◆ Recorded information ◆

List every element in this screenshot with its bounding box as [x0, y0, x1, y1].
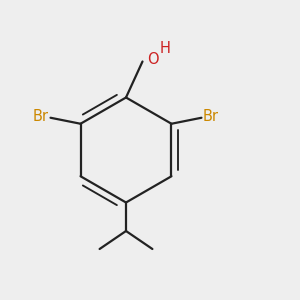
Text: O: O	[147, 52, 159, 68]
Text: H: H	[160, 41, 171, 56]
Text: Br: Br	[203, 109, 219, 124]
Text: Br: Br	[33, 109, 49, 124]
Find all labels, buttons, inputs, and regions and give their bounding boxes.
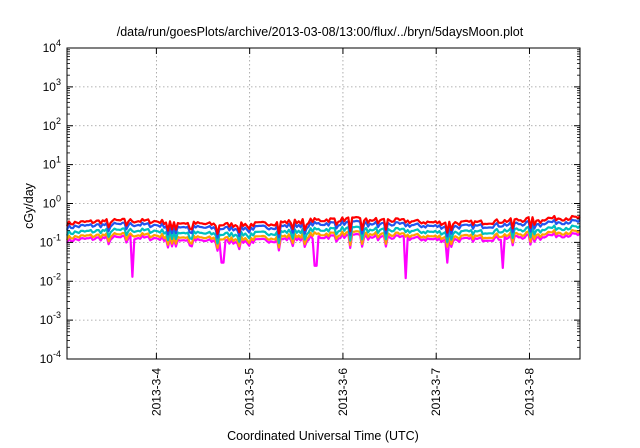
x-tick-label: 2013-3-7 [429,368,443,416]
y-tick-label: 10-3 [40,310,61,327]
series-line [65,231,581,280]
y-tick-label: 101 [43,155,61,172]
x-axis-label: Coordinated Universal Time (UTC) [227,429,419,443]
ticks: 10-4 10-3 10-2 10-1 100 101 102 103 104 2013-3-4 2… [40,38,580,416]
y-tick-label: 100 [43,194,61,211]
y-axis-label: cGy/day [22,182,36,229]
series-line [65,224,581,245]
grid [67,48,580,359]
x-tick-label: 2013-3-4 [149,368,163,416]
series-layer [65,214,581,280]
y-tick-label: 102 [43,116,61,133]
x-tick-label: 2013-3-6 [336,368,350,416]
series-line [65,229,581,250]
y-tick-label: 103 [43,77,61,94]
y-tick-label: 10-1 [40,232,61,249]
y-tick-label: 10-4 [40,349,61,366]
y-tick-label: 10-2 [40,271,61,288]
y-tick-label: 104 [43,38,61,55]
series-line [65,214,581,235]
chart-title: /data/run/goesPlots/archive/2013-03-08/1… [117,25,524,39]
x-tick-label: 2013-3-5 [243,368,257,416]
x-tick-label: 2013-3-8 [522,368,536,416]
series-line [65,218,581,239]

◆ Instruction ◆
Copy the stretch of material from its start through the line containing "Find all labels, buttons, inputs, and" word for word, leaving out the pictures.

◆ Written solution ◆
List every element in this screenshot with its bounding box as [x0, y0, x1, y1].
Text: O: O	[147, 52, 159, 68]
Text: H: H	[160, 41, 171, 56]
Text: Br: Br	[203, 109, 219, 124]
Text: Br: Br	[33, 109, 49, 124]
Find all labels, buttons, inputs, and regions and give their bounding boxes.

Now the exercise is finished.